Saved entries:
^^^^^^^^^^^^^^^^

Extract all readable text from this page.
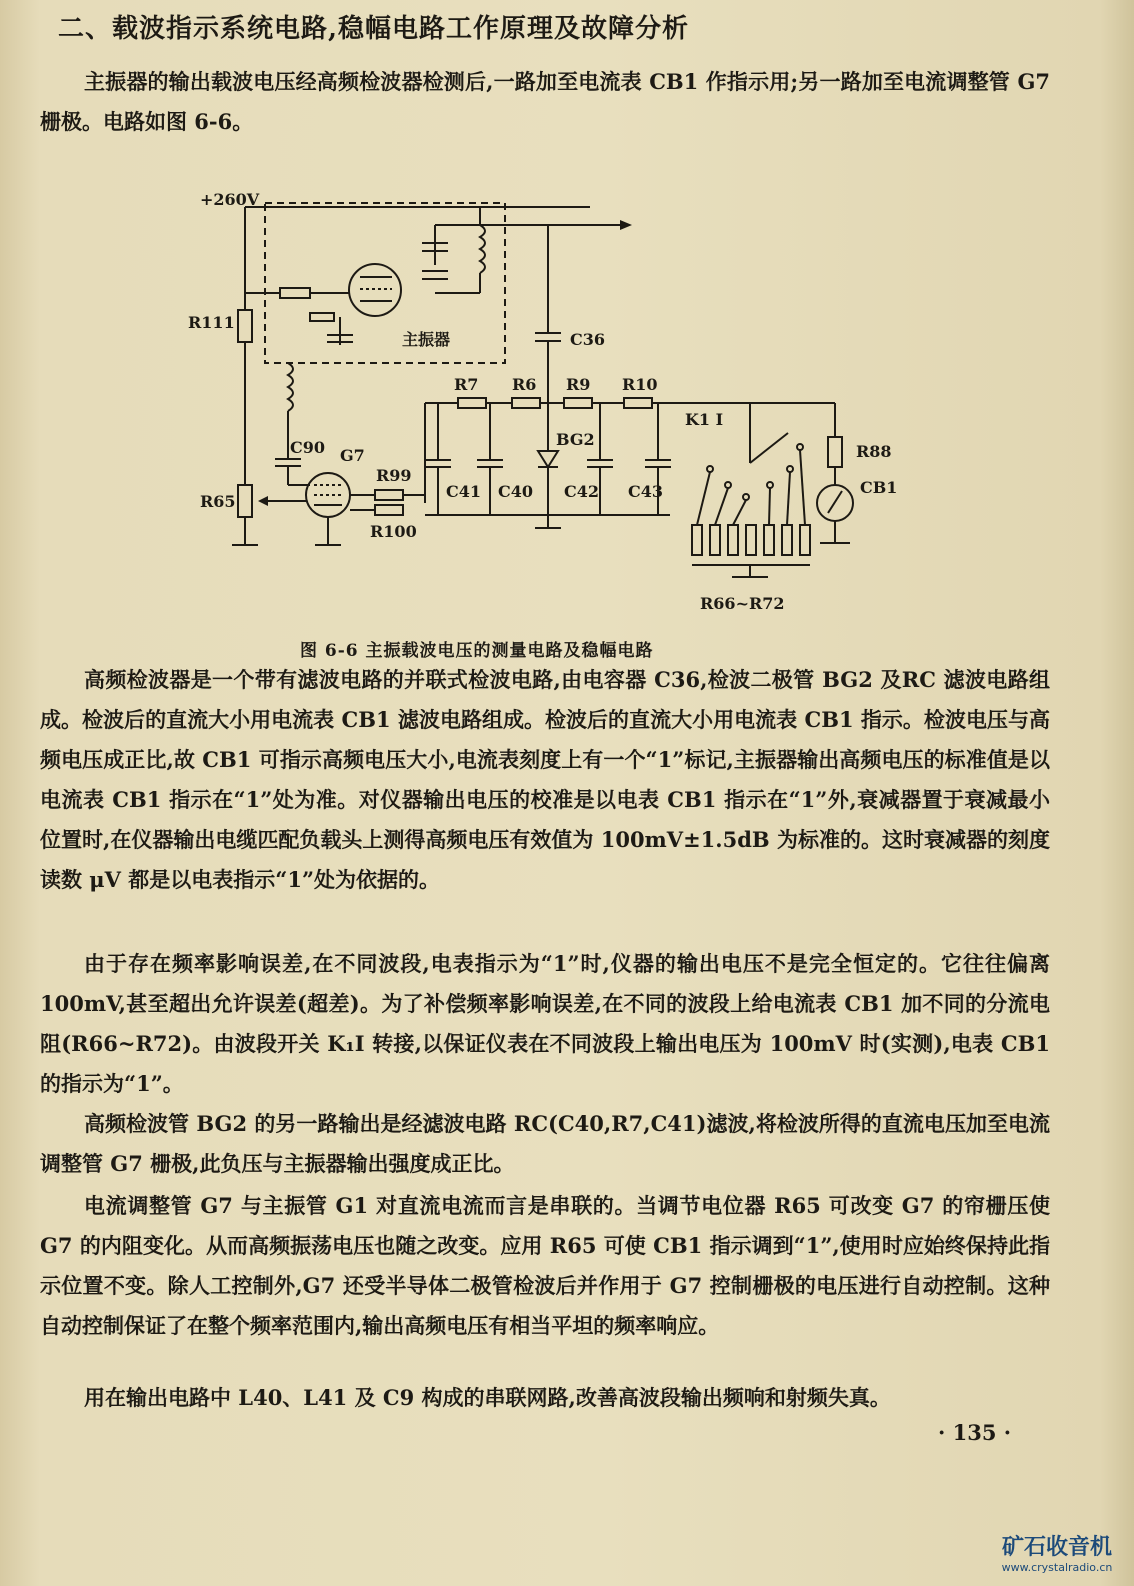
二、载波指示系统电路,稳幅电路工作原理及故障分析

主振器的输出载波电压经高频检波器检测后,一路加至电流表 CB1 作指示用;另一路加至电流调整管 G7 栅极。电路如图 6-6。

+260V
R111
主振器	C36
R7 R6 R9 R10
C41 C40 C42 C43
BG2
C90 G7
R99
R100
R65
K1 I
R66~R72
R88
CB1
图 6-6 主振载波电压的测量电路及稳幅电路

高频检波器是一个带有滤波电路的并联式检波电路,由电容器 C36,检波二极管 BG2 及RC 滤波电路组成。检波后的直流大小用电流表 CB1 滤波电路组成。检波后的直流大小用电流表 CB1 指示。检波电压与高频电压成正比,故 CB1 可指示高频电压大小,电流表刻度上有一个“1”标记,主振器输出高频电压的标准值是以电流表 CB1 指示在“1”处为准。对仪器输出电压的校准是以电表 CB1 指示在“1”外,衰减器置于衰减最小位置时,在仪器输出电缆匹配负载头上测得高频电压有效值为 100mV±1.5dB 为标准的。这时衰减器的刻度读数 μV 都是以电表指示“1”处为依据的。

由于存在频率影响误差,在不同波段,电表指示为“1”时,仪器的输出电压不是完全恒定的。它往往偏离 100mV,甚至超出允许误差(超差)。为了补偿频率影响误差,在不同的波段上给电流表 CB1 加不同的分流电阻(R66~R72)。由波段开关 K₁I 转接,以保证仪表在不同波段上输出电压为 100mV 时(实测),电表 CB1 的指示为“1”。

高频检波管 BG2 的另一路输出是经滤波电路 RC(C40,R7,C41)滤波,将检波所得的直流电压加至电流调整管 G7 栅极,此负压与主振器输出强度成正比。

电流调整管 G7 与主振管 G1 对直流电流而言是串联的。当调节电位器 R65 可改变 G7 的帘栅压使 G7 的内阻变化。从而高频振荡电压也随之改变。应用 R65 可使 CB1 指示调到“1”,使用时应始终保持此指示位置不变。除人工控制外,G7 还受半导体二极管检波后并作用于 G7 控制栅极的电压进行自动控制。这种自动控制保证了在整个频率范围内,输出高频电压有相当平坦的频率响应。

用在输出电路中 L40、L41 及 C9 构成的串联网路,改善高波段输出频响和射频失真。

· 135 ·
矿石收音机
www.crystalradio.cn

^^^^^^^^^^^^^^^^

Copy each line exactly, and leave the pictures out of your copy.

Extract all readable text from this page.
二、载波指示系统电路,稳幅电路工作原理及故障分析

主振器的输出载波电压经高频检波器检测后,一路加至电流表 CB1 作指示用;另一路加至电流调整管 G7 栅极。电路如图 6-6。

+260V
R111
主振器	C36
R7 R6 R9 R10
C41 C40 C42 C43
BG2
C90 G7
R99
R100
R65
K1 I
R66~R72
R88
CB1
图 6-6 主振载波电压的测量电路及稳幅电路

高频检波器是一个带有滤波电路的并联式检波电路,由电容器 C36,检波二极管 BG2 及RC 滤波电路组成。检波后的直流大小用电流表 CB1 滤波电路组成。检波后的直流大小用电流表 CB1 指示。检波电压与高频电压成正比,故 CB1 可指示高频电压大小,电流表刻度上有一个“1”标记,主振器输出高频电压的标准值是以电流表 CB1 指示在“1”处为准。对仪器输出电压的校准是以电表 CB1 指示在“1”外,衰减器置于衰减最小位置时,在仪器输出电缆匹配负载头上测得高频电压有效值为 100mV±1.5dB 为标准的。这时衰减器的刻度读数 μV 都是以电表指示“1”处为依据的。

由于存在频率影响误差,在不同波段,电表指示为“1”时,仪器的输出电压不是完全恒定的。它往往偏离 100mV,甚至超出允许误差(超差)。为了补偿频率影响误差,在不同的波段上给电流表 CB1 加不同的分流电阻(R66~R72)。由波段开关 K₁I 转接,以保证仪表在不同波段上输出电压为 100mV 时(实测),电表 CB1 的指示为“1”。

高频检波管 BG2 的另一路输出是经滤波电路 RC(C40,R7,C41)滤波,将检波所得的直流电压加至电流调整管 G7 栅极,此负压与主振器输出强度成正比。

电流调整管 G7 与主振管 G1 对直流电流而言是串联的。当调节电位器 R65 可改变 G7 的帘栅压使 G7 的内阻变化。从而高频振荡电压也随之改变。应用 R65 可使 CB1 指示调到“1”,使用时应始终保持此指示位置不变。除人工控制外,G7 还受半导体二极管检波后并作用于 G7 控制栅极的电压进行自动控制。这种自动控制保证了在整个频率范围内,输出高频电压有相当平坦的频率响应。

用在输出电路中 L40、L41 及 C9 构成的串联网路,改善高波段输出频响和射频失真。

· 135 ·
矿石收音机
www.crystalradio.cn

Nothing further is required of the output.